Annotated element entries

-------

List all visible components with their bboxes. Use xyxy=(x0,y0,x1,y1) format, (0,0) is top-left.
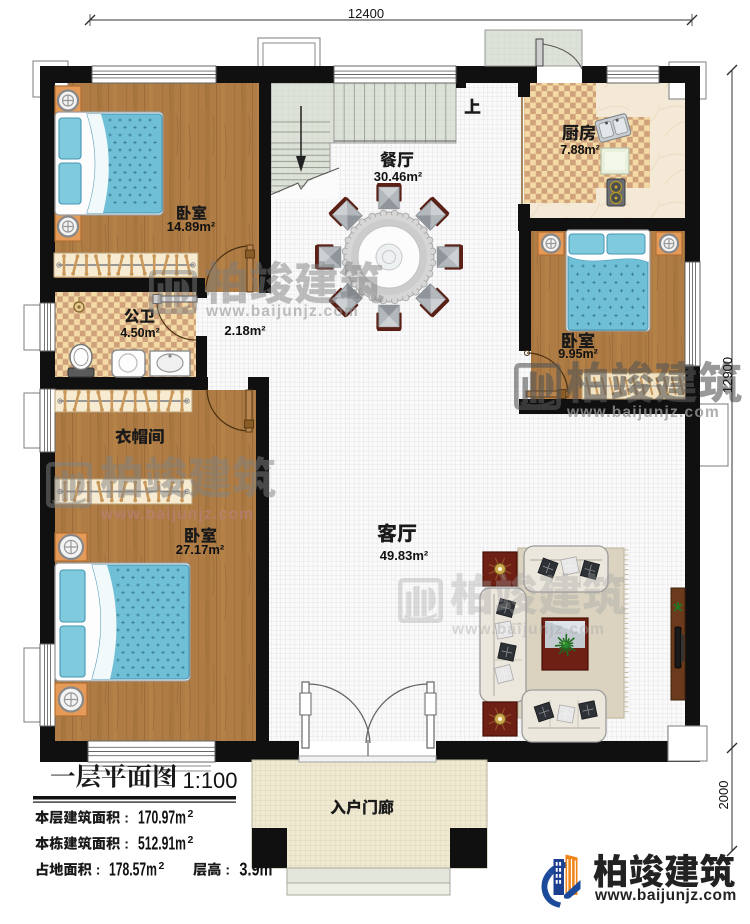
svg-text:2: 2 xyxy=(159,860,165,872)
svg-text:170.97m: 170.97m xyxy=(138,808,186,828)
svg-text:4.50m²: 4.50m² xyxy=(120,326,160,340)
svg-text:3.9m: 3.9m xyxy=(239,860,272,880)
svg-text:49.83m²: 49.83m² xyxy=(380,548,429,563)
svg-text::: : xyxy=(124,836,129,852)
svg-text:7.88m²: 7.88m² xyxy=(560,143,600,157)
svg-text::: : xyxy=(124,810,129,826)
svg-text:2: 2 xyxy=(188,834,194,846)
svg-text::: : xyxy=(96,862,101,878)
svg-text:12900: 12900 xyxy=(720,357,735,393)
svg-text:30.46m²: 30.46m² xyxy=(374,169,423,184)
svg-text:27.17m²: 27.17m² xyxy=(176,542,225,557)
svg-text:www.baijunjz.com: www.baijunjz.com xyxy=(594,887,737,904)
svg-text:9.95m²: 9.95m² xyxy=(558,347,598,361)
svg-text:www.baijunjz.com: www.baijunjz.com xyxy=(205,303,359,320)
svg-text:512.91m: 512.91m xyxy=(138,834,186,854)
svg-text::: : xyxy=(225,862,230,878)
svg-text:www.baijunjz.com: www.baijunjz.com xyxy=(451,621,605,638)
svg-text:14.89m²: 14.89m² xyxy=(167,219,216,234)
svg-text:178.57m: 178.57m xyxy=(109,860,157,880)
svg-text:2000: 2000 xyxy=(716,781,731,810)
svg-text:2: 2 xyxy=(188,808,194,820)
svg-text:1:100: 1:100 xyxy=(182,768,237,793)
svg-text:2.18m²: 2.18m² xyxy=(224,323,266,338)
svg-text:12400: 12400 xyxy=(348,6,384,21)
svg-text:www.baijunjz.com: www.baijunjz.com xyxy=(100,506,254,523)
svg-text:www.baijunjz.com: www.baijunjz.com xyxy=(566,404,720,421)
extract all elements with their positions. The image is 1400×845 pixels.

-------

Extract each of the rows above and reproduce all of their lines without any change. Leave the pictures out of your answer.

Answer to this problem:
List all visible components with their bboxes. Use xyxy=(x0,y0,x1,y1) format, (0,0) is top-left.
svg-text:2: 2 xyxy=(159,860,165,872)
svg-text:170.97m: 170.97m xyxy=(138,808,186,828)
svg-text:4.50m²: 4.50m² xyxy=(120,326,160,340)
svg-text:3.9m: 3.9m xyxy=(239,860,272,880)
svg-text:49.83m²: 49.83m² xyxy=(380,548,429,563)
svg-text::: : xyxy=(124,836,129,852)
svg-text:7.88m²: 7.88m² xyxy=(560,143,600,157)
svg-text::: : xyxy=(124,810,129,826)
svg-text:2: 2 xyxy=(188,834,194,846)
svg-text::: : xyxy=(96,862,101,878)
svg-text:12900: 12900 xyxy=(720,357,735,393)
svg-text:30.46m²: 30.46m² xyxy=(374,169,423,184)
svg-text:27.17m²: 27.17m² xyxy=(176,542,225,557)
svg-text:www.baijunjz.com: www.baijunjz.com xyxy=(594,887,737,904)
svg-text:9.95m²: 9.95m² xyxy=(558,347,598,361)
svg-text:www.baijunjz.com: www.baijunjz.com xyxy=(205,303,359,320)
svg-text:512.91m: 512.91m xyxy=(138,834,186,854)
svg-text::: : xyxy=(225,862,230,878)
svg-text:www.baijunjz.com: www.baijunjz.com xyxy=(451,621,605,638)
svg-text:14.89m²: 14.89m² xyxy=(167,219,216,234)
svg-text:178.57m: 178.57m xyxy=(109,860,157,880)
svg-text:2000: 2000 xyxy=(716,781,731,810)
svg-text:2: 2 xyxy=(188,808,194,820)
svg-text:1:100: 1:100 xyxy=(182,768,237,793)
svg-text:2.18m²: 2.18m² xyxy=(224,323,266,338)
svg-text:12400: 12400 xyxy=(348,6,384,21)
svg-text:www.baijunjz.com: www.baijunjz.com xyxy=(100,506,254,523)
svg-text:www.baijunjz.com: www.baijunjz.com xyxy=(566,404,720,421)
extract all elements with their positions. The image is 1400×845 pixels.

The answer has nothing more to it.